--- START OF Input records ---
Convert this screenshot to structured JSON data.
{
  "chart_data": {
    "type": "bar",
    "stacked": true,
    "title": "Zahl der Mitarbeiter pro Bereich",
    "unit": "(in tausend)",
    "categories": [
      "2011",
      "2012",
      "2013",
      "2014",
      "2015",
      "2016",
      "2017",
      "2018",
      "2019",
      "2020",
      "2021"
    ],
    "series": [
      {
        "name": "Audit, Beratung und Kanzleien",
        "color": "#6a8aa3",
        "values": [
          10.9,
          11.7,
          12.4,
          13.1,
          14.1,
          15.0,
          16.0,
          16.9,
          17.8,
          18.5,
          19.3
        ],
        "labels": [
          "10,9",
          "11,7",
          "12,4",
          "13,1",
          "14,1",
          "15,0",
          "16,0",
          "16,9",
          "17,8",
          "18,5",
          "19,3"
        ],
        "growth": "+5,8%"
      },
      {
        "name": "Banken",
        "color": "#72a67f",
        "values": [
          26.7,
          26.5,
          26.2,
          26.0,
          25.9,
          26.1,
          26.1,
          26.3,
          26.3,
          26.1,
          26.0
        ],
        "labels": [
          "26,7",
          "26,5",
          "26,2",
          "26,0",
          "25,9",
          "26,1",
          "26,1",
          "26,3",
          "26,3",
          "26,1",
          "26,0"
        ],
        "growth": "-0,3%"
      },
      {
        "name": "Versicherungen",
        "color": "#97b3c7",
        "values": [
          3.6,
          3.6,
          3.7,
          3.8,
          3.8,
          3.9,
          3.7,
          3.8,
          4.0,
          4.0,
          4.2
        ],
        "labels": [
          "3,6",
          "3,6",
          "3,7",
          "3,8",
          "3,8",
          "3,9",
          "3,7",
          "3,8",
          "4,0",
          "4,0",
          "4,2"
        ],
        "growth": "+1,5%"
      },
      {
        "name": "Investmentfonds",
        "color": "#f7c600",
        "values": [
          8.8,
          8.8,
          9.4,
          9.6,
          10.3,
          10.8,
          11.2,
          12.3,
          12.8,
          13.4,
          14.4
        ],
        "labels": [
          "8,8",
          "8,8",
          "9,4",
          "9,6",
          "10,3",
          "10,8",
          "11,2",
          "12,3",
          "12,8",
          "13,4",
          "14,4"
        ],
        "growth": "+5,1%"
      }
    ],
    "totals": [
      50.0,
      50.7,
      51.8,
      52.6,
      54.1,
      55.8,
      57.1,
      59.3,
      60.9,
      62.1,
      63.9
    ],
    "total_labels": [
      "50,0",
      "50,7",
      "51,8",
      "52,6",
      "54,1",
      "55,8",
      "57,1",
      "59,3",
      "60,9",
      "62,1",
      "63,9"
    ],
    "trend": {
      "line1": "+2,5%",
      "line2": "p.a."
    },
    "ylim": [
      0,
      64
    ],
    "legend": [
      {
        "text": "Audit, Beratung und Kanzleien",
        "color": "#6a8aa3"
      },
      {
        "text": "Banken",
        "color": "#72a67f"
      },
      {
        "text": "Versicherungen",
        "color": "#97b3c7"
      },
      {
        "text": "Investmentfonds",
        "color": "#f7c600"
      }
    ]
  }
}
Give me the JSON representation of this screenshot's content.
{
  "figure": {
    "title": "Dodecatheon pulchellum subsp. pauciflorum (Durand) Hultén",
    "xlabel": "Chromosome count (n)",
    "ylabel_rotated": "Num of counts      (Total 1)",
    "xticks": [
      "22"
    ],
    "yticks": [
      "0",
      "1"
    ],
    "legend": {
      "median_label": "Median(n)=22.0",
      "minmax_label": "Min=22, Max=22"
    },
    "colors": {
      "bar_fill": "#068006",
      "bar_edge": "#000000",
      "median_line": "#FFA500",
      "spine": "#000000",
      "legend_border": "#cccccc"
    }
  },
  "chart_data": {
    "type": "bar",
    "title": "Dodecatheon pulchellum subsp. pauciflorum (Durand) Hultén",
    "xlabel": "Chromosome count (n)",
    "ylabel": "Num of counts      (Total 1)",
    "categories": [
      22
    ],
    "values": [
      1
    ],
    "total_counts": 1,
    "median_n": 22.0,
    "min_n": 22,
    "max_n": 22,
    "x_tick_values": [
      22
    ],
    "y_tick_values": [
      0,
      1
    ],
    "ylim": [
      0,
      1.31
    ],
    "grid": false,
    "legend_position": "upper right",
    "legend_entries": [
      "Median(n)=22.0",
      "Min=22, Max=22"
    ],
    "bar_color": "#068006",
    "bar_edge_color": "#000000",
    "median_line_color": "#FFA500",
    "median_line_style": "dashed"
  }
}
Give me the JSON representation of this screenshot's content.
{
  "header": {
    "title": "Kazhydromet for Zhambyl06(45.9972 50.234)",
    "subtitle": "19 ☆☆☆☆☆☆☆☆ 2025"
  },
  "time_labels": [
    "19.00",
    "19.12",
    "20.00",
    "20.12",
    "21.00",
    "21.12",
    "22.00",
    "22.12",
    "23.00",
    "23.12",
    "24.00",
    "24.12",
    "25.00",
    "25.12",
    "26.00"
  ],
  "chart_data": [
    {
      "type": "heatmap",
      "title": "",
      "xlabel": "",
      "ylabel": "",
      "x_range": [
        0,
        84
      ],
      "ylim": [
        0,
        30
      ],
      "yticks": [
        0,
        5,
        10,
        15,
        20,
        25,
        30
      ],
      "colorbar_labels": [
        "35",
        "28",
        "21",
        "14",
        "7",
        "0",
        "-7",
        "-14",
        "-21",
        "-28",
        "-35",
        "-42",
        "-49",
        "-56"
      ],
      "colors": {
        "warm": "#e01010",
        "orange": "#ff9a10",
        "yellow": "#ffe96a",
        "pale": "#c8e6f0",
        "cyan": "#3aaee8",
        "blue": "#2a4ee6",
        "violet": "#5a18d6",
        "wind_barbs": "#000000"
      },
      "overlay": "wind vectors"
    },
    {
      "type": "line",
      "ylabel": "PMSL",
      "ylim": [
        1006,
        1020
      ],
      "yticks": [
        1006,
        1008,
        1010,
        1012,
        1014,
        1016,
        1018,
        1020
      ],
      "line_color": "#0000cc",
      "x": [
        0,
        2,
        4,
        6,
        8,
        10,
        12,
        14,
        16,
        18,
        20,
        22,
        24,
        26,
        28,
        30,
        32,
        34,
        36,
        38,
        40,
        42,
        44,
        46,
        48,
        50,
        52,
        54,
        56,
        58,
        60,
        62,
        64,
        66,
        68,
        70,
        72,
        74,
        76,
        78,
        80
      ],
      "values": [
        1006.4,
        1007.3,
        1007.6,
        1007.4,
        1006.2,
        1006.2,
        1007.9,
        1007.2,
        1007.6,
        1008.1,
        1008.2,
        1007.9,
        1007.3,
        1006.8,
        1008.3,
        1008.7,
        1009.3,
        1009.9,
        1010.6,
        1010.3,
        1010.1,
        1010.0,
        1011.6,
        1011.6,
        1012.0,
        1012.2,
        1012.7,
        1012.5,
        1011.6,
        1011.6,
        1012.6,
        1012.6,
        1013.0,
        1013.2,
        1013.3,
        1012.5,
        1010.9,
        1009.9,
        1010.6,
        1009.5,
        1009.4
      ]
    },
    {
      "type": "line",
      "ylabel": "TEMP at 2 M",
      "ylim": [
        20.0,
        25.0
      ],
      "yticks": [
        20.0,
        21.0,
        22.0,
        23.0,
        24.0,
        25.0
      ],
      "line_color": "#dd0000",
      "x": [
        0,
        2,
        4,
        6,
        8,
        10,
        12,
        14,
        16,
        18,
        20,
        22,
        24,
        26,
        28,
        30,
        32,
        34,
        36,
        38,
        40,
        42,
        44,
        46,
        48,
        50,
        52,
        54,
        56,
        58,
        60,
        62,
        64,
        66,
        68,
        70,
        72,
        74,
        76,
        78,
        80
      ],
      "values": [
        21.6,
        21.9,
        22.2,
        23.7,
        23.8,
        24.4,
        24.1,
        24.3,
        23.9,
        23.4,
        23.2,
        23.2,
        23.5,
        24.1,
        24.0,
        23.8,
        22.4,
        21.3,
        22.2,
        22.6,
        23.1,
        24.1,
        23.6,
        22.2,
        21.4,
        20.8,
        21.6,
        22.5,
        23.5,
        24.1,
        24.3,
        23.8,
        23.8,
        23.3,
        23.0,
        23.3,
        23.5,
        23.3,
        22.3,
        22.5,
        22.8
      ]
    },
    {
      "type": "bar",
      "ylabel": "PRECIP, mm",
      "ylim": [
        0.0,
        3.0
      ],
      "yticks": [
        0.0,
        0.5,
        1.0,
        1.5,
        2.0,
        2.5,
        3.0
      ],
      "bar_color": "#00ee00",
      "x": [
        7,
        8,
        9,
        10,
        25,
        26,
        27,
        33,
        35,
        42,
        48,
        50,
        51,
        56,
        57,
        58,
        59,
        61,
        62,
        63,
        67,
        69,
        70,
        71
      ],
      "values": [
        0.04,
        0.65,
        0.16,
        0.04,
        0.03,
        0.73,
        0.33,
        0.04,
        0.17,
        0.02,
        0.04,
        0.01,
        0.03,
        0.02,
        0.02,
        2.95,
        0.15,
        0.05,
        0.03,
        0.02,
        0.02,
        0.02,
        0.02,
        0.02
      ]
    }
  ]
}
--- END OF Input records ---
Take each line containing the string "Versicherungen" and copy it out.

• **Exercise solution**
        "name": "Versicherungen",
        "text": "Versicherungen",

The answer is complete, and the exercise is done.